EXERCISE PROMPT:
Repeat every line of the listing below exactly, minus the pictures.

SUPPLIED INFORMATION:
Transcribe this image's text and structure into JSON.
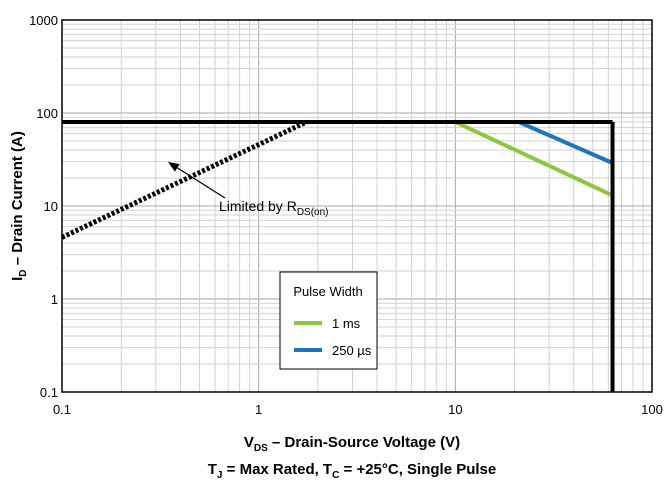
{
  "chart_data": {
    "type": "line",
    "x_scale": "log",
    "y_scale": "log",
    "xlim": [
      0.1,
      100
    ],
    "ylim": [
      0.1,
      1000
    ],
    "x_ticks": [
      "0.1",
      "1",
      "10",
      "100"
    ],
    "y_ticks": [
      "0.1",
      "1",
      "10",
      "100",
      "1000"
    ],
    "grid": true,
    "xlabel": {
      "pre": "V",
      "sub": "DS",
      "post": " – Drain-Source Voltage (V)"
    },
    "ylabel": {
      "pre": "I",
      "sub": "D",
      "post": " – Drain Current (A)"
    },
    "conditions": {
      "t_pre": "T",
      "t_sub": "J",
      "t_mid": " = Max Rated, T",
      "c_sub": "C",
      "t_post": " = +25°C, Single Pulse"
    },
    "annotation": {
      "pre": "Limited by R",
      "sub": "DS(on)"
    },
    "legend": {
      "title": "Pulse Width",
      "placement": "center-bottom"
    },
    "series": [
      {
        "name": "1 ms",
        "color": "#8dc63f",
        "x": [
          10,
          63
        ],
        "y": [
          80,
          13
        ]
      },
      {
        "name": "250 µs",
        "color": "#1f75b9",
        "x": [
          21,
          63
        ],
        "y": [
          80,
          29
        ]
      }
    ],
    "rds_on_limit": {
      "color": "#000000",
      "x": [
        0.1,
        1.75
      ],
      "y": [
        4.6,
        80
      ]
    },
    "current_limit": {
      "color": "#000000",
      "x": [
        0.1,
        63
      ],
      "y": [
        80,
        80
      ]
    },
    "voltage_limit": {
      "color": "#000000",
      "x": [
        63,
        63
      ],
      "y": [
        80,
        0.1
      ]
    }
  }
}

ANSWER FOR THIS EXERCISE:
Transcribe this image's text and structure into JSON.
{
  "chart_data": {
    "type": "line",
    "x_scale": "log",
    "y_scale": "log",
    "xlim": [
      0.1,
      100
    ],
    "ylim": [
      0.1,
      1000
    ],
    "x_ticks": [
      "0.1",
      "1",
      "10",
      "100"
    ],
    "y_ticks": [
      "0.1",
      "1",
      "10",
      "100",
      "1000"
    ],
    "grid": true,
    "xlabel": {
      "pre": "V",
      "sub": "DS",
      "post": " – Drain-Source Voltage (V)"
    },
    "ylabel": {
      "pre": "I",
      "sub": "D",
      "post": " – Drain Current (A)"
    },
    "conditions": {
      "t_pre": "T",
      "t_sub": "J",
      "t_mid": " = Max Rated, T",
      "c_sub": "C",
      "t_post": " = +25°C, Single Pulse"
    },
    "annotation": {
      "pre": "Limited by R",
      "sub": "DS(on)"
    },
    "legend": {
      "title": "Pulse Width",
      "placement": "center-bottom"
    },
    "series": [
      {
        "name": "1 ms",
        "color": "#8dc63f",
        "x": [
          10,
          63
        ],
        "y": [
          80,
          13
        ]
      },
      {
        "name": "250 µs",
        "color": "#1f75b9",
        "x": [
          21,
          63
        ],
        "y": [
          80,
          29
        ]
      }
    ],
    "rds_on_limit": {
      "color": "#000000",
      "x": [
        0.1,
        1.75
      ],
      "y": [
        4.6,
        80
      ]
    },
    "current_limit": {
      "color": "#000000",
      "x": [
        0.1,
        63
      ],
      "y": [
        80,
        80
      ]
    },
    "voltage_limit": {
      "color": "#000000",
      "x": [
        63,
        63
      ],
      "y": [
        80,
        0.1
      ]
    }
  }
}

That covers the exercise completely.